### Data shown

* start *

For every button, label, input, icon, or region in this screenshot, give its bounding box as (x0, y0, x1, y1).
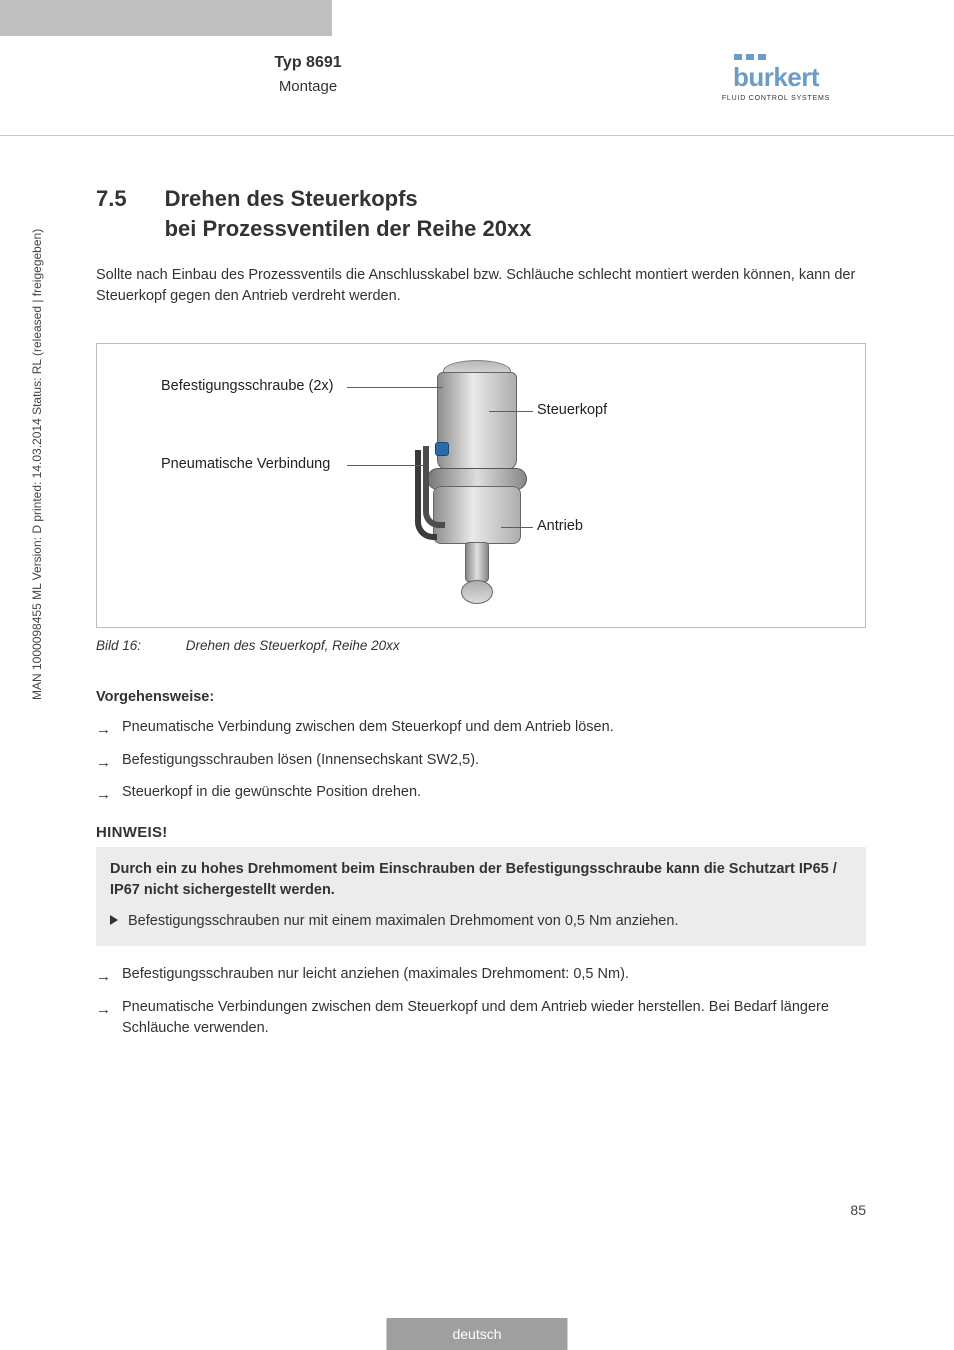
after-step: → Pneumatische Verbindungen zwischen dem … (96, 997, 866, 1039)
step-text: Befestigungsschrauben nur leicht anziehe… (122, 966, 629, 982)
callout-pneumatische: Pneumatische Verbindung (161, 456, 330, 472)
content-area: 7.5 Drehen des Steuerkopfs bei Prozessve… (0, 136, 954, 1039)
step-text: Pneumatische Verbindung zwischen dem Ste… (122, 719, 614, 735)
section-title: Drehen des Steuerkopfs bei Prozessventil… (165, 184, 532, 243)
procedure-step: → Befestigungsschrauben lösen (Innensechs… (96, 750, 866, 770)
notice-box: Durch ein zu hohes Drehmoment beim Einsc… (96, 847, 866, 946)
arrow-icon: → (96, 719, 111, 740)
callout-label: Befestigungsschraube (2x) (161, 378, 334, 394)
step-text: Steuerkopf in die gewünschte Position dr… (122, 784, 421, 800)
procedure-heading: Vorgehensweise: (96, 689, 866, 705)
intro-paragraph: Sollte nach Einbau des Prozessventils di… (96, 265, 866, 307)
notice-bullet: Befestigungsschrauben nur mit einem maxi… (110, 911, 852, 932)
doc-type: Typ 8691 (208, 54, 408, 72)
figure-box: Befestigungsschraube (2x) Steuerkopf Pne… (96, 343, 866, 628)
callout-label: Antrieb (537, 518, 583, 534)
arrow-icon: → (96, 966, 111, 988)
logo-mark-icon (734, 54, 846, 60)
callout-steuerkopf: Steuerkopf (537, 402, 607, 418)
figure-caption-text: Drehen des Steuerkopf, Reihe 20xx (186, 638, 400, 653)
notice-heading: HINWEIS! (96, 824, 866, 841)
section-heading: 7.5 Drehen des Steuerkopfs bei Prozessve… (96, 184, 866, 243)
device-illustration (417, 360, 537, 608)
arrow-icon: → (96, 784, 111, 805)
brand-logo: burkert FLUID CONTROL SYSTEMS (706, 54, 846, 102)
callout-label: Steuerkopf (537, 402, 607, 418)
logo-text: burkert (706, 62, 846, 93)
procedure-step: → Pneumatische Verbindung zwischen dem St… (96, 717, 866, 737)
after-steps: → Befestigungsschrauben nur leicht anzieh… (96, 964, 866, 1039)
top-grey-bar (0, 0, 332, 36)
figure-number: Bild 16: (96, 638, 182, 653)
section-title-line1: Drehen des Steuerkopfs (165, 184, 532, 214)
procedure-step: → Steuerkopf in die gewünschte Position d… (96, 782, 866, 802)
footer-language-tab: deutsch (386, 1318, 567, 1350)
notice-bullet-text: Befestigungsschrauben nur mit einem maxi… (128, 913, 678, 929)
step-text: Befestigungsschrauben lösen (Innensechsk… (122, 752, 479, 768)
procedure-steps: → Pneumatische Verbindung zwischen dem St… (96, 717, 866, 802)
section-title-line2: bei Prozessventilen der Reihe 20xx (165, 214, 532, 244)
callout-antrieb: Antrieb (537, 518, 583, 534)
header-left: Typ 8691 Montage (208, 54, 408, 95)
arrow-icon: → (96, 752, 111, 773)
logo-tagline: FLUID CONTROL SYSTEMS (706, 95, 846, 102)
arrow-icon: → (96, 999, 111, 1021)
side-metadata: MAN 1000098455 ML Version: D printed: 14… (30, 229, 44, 700)
section-number: 7.5 (96, 186, 127, 212)
page-header: Typ 8691 Montage burkert FLUID CONTROL S… (0, 36, 954, 136)
notice-bold-text: Durch ein zu hohes Drehmoment beim Einsc… (110, 859, 852, 901)
after-step: → Befestigungsschrauben nur leicht anzieh… (96, 964, 866, 985)
callout-label: Pneumatische Verbindung (161, 456, 330, 472)
page-number: 85 (850, 1202, 866, 1218)
step-text: Pneumatische Verbindungen zwischen dem S… (122, 999, 829, 1036)
triangle-icon (110, 915, 118, 925)
figure-caption: Bild 16: Drehen des Steuerkopf, Reihe 20… (96, 638, 866, 653)
callout-befestigung: Befestigungsschraube (2x) (161, 378, 334, 394)
doc-subtitle: Montage (208, 78, 408, 95)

* end *

### Stated exercise
Starting with the line with "after-step: → Pneumatische" and going on through the line with "figure-number: Bild 16: (96, 638, 182, 653)", rewrite those lines of the data with "arrow-icon" renamed to "arrow-glyph" and everything else left unchanged.

### Response
after-step: → Pneumatische Verbindungen zwischen dem … (96, 997, 866, 1039)
step-text: Befestigungsschrauben nur leicht anziehe… (122, 966, 629, 982)
callout-pneumatische: Pneumatische Verbindung (161, 456, 330, 472)
content-area: 7.5 Drehen des Steuerkopfs bei Prozessve… (0, 136, 954, 1039)
step-text: Pneumatische Verbindung zwischen dem Ste… (122, 719, 614, 735)
section-title: Drehen des Steuerkopfs bei Prozessventil… (165, 184, 532, 243)
procedure-step: → Befestigungsschrauben lösen (Innensechs… (96, 750, 866, 770)
notice-box: Durch ein zu hohes Drehmoment beim Einsc… (96, 847, 866, 946)
arrow-glyph: → (96, 719, 111, 740)
callout-label: Befestigungsschraube (2x) (161, 378, 334, 394)
step-text: Steuerkopf in die gewünschte Position dr… (122, 784, 421, 800)
procedure-heading: Vorgehensweise: (96, 689, 866, 705)
intro-paragraph: Sollte nach Einbau des Prozessventils di… (96, 265, 866, 307)
notice-bullet: Befestigungsschrauben nur mit einem maxi… (110, 911, 852, 932)
doc-type: Typ 8691 (208, 54, 408, 72)
figure-box: Befestigungsschraube (2x) Steuerkopf Pne… (96, 343, 866, 628)
callout-label: Antrieb (537, 518, 583, 534)
arrow-glyph: → (96, 966, 111, 988)
logo-mark-icon (734, 54, 846, 60)
callout-steuerkopf: Steuerkopf (537, 402, 607, 418)
figure-caption-text: Drehen des Steuerkopf, Reihe 20xx (186, 638, 400, 653)
notice-heading: HINWEIS! (96, 824, 866, 841)
section-heading: 7.5 Drehen des Steuerkopfs bei Prozessve… (96, 184, 866, 243)
device-illustration (417, 360, 537, 608)
arrow-glyph: → (96, 784, 111, 805)
brand-logo: burkert FLUID CONTROL SYSTEMS (706, 54, 846, 102)
callout-label: Steuerkopf (537, 402, 607, 418)
logo-text: burkert (706, 62, 846, 93)
procedure-step: → Pneumatische Verbindung zwischen dem St… (96, 717, 866, 737)
after-steps: → Befestigungsschrauben nur leicht anzieh… (96, 964, 866, 1039)
top-grey-bar (0, 0, 332, 36)
figure-number: Bild 16: (96, 638, 182, 653)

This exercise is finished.